SOURCE EXTRACT:
»»

What does that stand for?

Nifty Monkey?

Naughty Monkey?

Nasty Monkey?

And behind the wheel? I middle aged bald man.

What could this possibly stand for? It HAS to be some form of monkey, right? And the NTY can pretty much only mean something disgusting. So how did this middle-aged bald man become not only a monkey, but some form of perverted monkey - and why does he now feel the need to broadcast this?

But most importantly, why would he wait in line 45 minutes at the BMV to have this changed?

That's not what a "Nasty Monkey" would do.

Trust me, I would know.

Wednesday, November 4, 2009

A Love Letter To My Beard

Dear Beard,

I want to begin this letter by saying I can't remember the last time I felt so close to someone. At times it felt like we were part of the same person. Our first meeting was a bit awkward, and I'd be lying if I said I wasn't a bit skeptical that we could become something special. But you grew on me.

We shared laughs - oh, how we shared laughs. The long nights that are all a bit fuzzy now - but your razor sharp wit will always make me smile. As we grew more comfortable with each other I felt as though you could see it all over my face - I was in love.

But, as often happens, as time went on we had our problems. You stopped grooming yourself for the future and became a little thicker. I became irritated and had my own bout of rash behavior.

And last night I finally cut off what little connection we still had.

I want you to know that this isn't forever. We will see each other again; perhaps as the weather changes and I lose the need to be free I will retreat back to the warmth of your embrace.

But for now, I'm left to look at the pieces of us strewn around - circling the drain.

Here's to a clean start.

Love Always,
Face

Tuesday, November 3, 2009

Coff-Fee

I'm in love.

I stopped for coffee and a muffin at this little mom'n'pop shop this morning to cure my fat kid hunger. They didn't take card; I didn't have cash - so the guy behind the counter just said -

"Just pay us next time."

He gave it to me for free. He saw my brain begin eating itself for lack of caffeine and an overdose of Morning and sent me on my way.

It took me back to growing up in a small town - where a few bucks here and there were always forgotten. Where a handshake or your word were as good as a check. Where a pat on the back and a cup of coffee were a fair price for making a stranger's morning that much easier.

And it felt good to find a place that hit home.

I left that coffee shop with a warm heart and took a sip of the coffee.

It tasted like crap.

Ahhhhhh just like home.

««

PROMPT 1:
Transcribe the part of the blog excerpt between "Nasty Monkey?" and "to broadcast this?", inclusive.
PROMPT 2:
Answer these questions from the blog excerpt:
(a) How long would the bald man have waited in line at the BMV?
(b) What words sign off the love letter to the beard?
(c) Why was the writer unable to pay at the coffee shop?
PROMPT 3:
Extend the blog excerpt, picking up after its final line.

RECORD SET:
»»

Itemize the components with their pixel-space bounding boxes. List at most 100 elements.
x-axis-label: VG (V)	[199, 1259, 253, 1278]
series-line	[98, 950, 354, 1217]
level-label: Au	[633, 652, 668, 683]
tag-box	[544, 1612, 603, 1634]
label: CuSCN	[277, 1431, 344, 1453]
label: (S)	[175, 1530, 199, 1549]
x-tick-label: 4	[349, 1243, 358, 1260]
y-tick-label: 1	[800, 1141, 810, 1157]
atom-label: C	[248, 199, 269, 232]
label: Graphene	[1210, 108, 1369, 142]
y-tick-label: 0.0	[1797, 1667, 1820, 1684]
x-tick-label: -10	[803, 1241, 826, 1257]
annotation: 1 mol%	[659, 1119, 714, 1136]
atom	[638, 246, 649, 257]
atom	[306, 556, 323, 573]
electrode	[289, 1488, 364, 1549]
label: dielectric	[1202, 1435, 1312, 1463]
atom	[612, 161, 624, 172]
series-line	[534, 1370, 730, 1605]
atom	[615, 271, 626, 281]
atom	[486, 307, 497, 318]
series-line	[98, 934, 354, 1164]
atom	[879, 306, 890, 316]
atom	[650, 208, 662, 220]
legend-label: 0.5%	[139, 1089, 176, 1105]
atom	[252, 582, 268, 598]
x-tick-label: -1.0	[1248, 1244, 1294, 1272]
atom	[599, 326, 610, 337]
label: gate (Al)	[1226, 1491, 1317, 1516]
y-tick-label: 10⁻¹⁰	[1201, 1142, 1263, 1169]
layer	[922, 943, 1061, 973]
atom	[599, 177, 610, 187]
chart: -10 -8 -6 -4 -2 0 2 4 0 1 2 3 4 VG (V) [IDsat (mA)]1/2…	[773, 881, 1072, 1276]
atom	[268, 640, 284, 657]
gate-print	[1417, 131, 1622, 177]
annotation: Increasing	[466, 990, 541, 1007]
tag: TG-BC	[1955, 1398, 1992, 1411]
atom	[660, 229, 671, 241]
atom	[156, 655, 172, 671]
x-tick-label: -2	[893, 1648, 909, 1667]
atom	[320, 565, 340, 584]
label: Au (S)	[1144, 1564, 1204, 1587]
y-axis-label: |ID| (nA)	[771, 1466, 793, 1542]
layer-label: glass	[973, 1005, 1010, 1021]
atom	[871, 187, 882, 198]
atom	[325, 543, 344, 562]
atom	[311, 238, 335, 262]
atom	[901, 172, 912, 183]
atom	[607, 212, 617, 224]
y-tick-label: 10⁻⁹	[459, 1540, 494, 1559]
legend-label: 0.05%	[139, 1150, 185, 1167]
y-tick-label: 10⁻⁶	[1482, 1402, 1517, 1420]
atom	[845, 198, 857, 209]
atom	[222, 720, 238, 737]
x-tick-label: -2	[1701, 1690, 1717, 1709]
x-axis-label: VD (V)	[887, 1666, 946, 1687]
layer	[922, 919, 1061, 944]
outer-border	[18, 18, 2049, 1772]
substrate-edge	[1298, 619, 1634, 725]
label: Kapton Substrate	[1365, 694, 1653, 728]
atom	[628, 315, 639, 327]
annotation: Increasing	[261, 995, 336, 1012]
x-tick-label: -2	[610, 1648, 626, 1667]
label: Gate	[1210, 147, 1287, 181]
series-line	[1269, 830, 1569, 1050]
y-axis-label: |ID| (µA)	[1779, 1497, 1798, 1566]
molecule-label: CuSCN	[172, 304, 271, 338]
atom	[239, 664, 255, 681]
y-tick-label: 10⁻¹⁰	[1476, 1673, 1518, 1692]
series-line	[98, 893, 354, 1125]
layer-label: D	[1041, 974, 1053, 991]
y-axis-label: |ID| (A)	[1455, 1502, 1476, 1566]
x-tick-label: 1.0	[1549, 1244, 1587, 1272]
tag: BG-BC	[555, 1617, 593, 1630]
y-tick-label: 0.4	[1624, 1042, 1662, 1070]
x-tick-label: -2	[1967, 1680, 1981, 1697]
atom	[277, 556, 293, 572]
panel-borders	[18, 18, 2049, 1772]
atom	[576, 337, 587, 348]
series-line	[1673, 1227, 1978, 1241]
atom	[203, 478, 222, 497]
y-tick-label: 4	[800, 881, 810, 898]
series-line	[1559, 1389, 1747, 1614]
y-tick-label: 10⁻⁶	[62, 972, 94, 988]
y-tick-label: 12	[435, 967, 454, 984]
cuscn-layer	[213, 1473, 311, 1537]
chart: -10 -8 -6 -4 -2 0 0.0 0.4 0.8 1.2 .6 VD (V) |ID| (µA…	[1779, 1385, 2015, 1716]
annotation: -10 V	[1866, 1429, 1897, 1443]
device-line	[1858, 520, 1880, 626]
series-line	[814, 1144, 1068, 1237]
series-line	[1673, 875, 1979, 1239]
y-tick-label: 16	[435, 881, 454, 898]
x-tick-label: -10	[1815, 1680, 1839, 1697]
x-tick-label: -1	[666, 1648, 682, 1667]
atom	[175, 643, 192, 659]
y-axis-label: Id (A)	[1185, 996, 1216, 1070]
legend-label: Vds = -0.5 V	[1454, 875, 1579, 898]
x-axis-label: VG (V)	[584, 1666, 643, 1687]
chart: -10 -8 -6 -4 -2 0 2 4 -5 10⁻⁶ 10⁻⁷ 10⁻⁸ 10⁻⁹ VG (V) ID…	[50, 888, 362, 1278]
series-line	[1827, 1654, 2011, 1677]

««

RESPONSE BOX 1:
Nasty Monkey?

And behind the wheel? I middle aged bald man.

What could this possibly stand for? It HAS to be some form of monkey, right? And the NTY can pretty much only mean something disgusting. So how did this middle-aged bald man become not only a monkey, but some form of perverted monkey - and why does he now feel the need to broadcast this?

RESPONSE BOX 2:
(a) 45 minutes
(b) "Love Always, Face"
(c) The shop didn't take card, and the writer had no cash.

RESPONSE BOX 3:
Maybe Starbucks isn't SO bad.

Monday, November 2, 2009

Halloween and the Fall of Society

I realize that for every slutty Halloween costume there is someone complaining about slutty Halloween costumes, so I'm not hear to bore you.

Well, not intentionally.

But if girls are going to get all slut-tastic on Halloween AT LEAST be creative with it.

When shopping for Halloween costumes this weekend, I came across the "School Girl Witch".

Does this mean the Halloween industry has completely run out of ways to get girls in short skirts and stockings? We are to the point where we have to COMBINE slutty costumes?

What's next - French Maid Angel?

Devil Nurse?

Bumble Bee Barbie?

Stripper Playmate?

Wait - ok that last one would be just fine.

All I am saying is GET CREATIVE. It is Halloween - do something bold - let's see if you can make Shrek sexy. Let's see a mummy costume that makes me want to trick your treat.

In fact, here is a challenge - if you want to be Queen of Halloween - the girl that can make any costume sexy - lets see you sexify a ghost costume. Let's see you put a sheet over your head and still make me want to go all Casper on your ass.

Then, and only then, will I be impressed.

But really - I've just been dying to use the "want to roll around under the sheets" pick-up line for years now.

Wednesday, October 28, 2009

Cleveland's A Plum

Top 5 reasons why Alexa from Cleveland's a Plum rules Cleveland:

5. She is a trendsetter: in Cleveland, black is the new black

4. When she yells "HELLO, CLEVELAND!" - it answers.

3. Her blog is the city's only exported good.

2. By winning Cleveland Magazines "Best Blog" she has won more than Lebron James.

1. Her only competition is Drew Carey.

I will rule this town one day - or I will host the Price is Right. Whichever comes first. Watch your back, Alexa.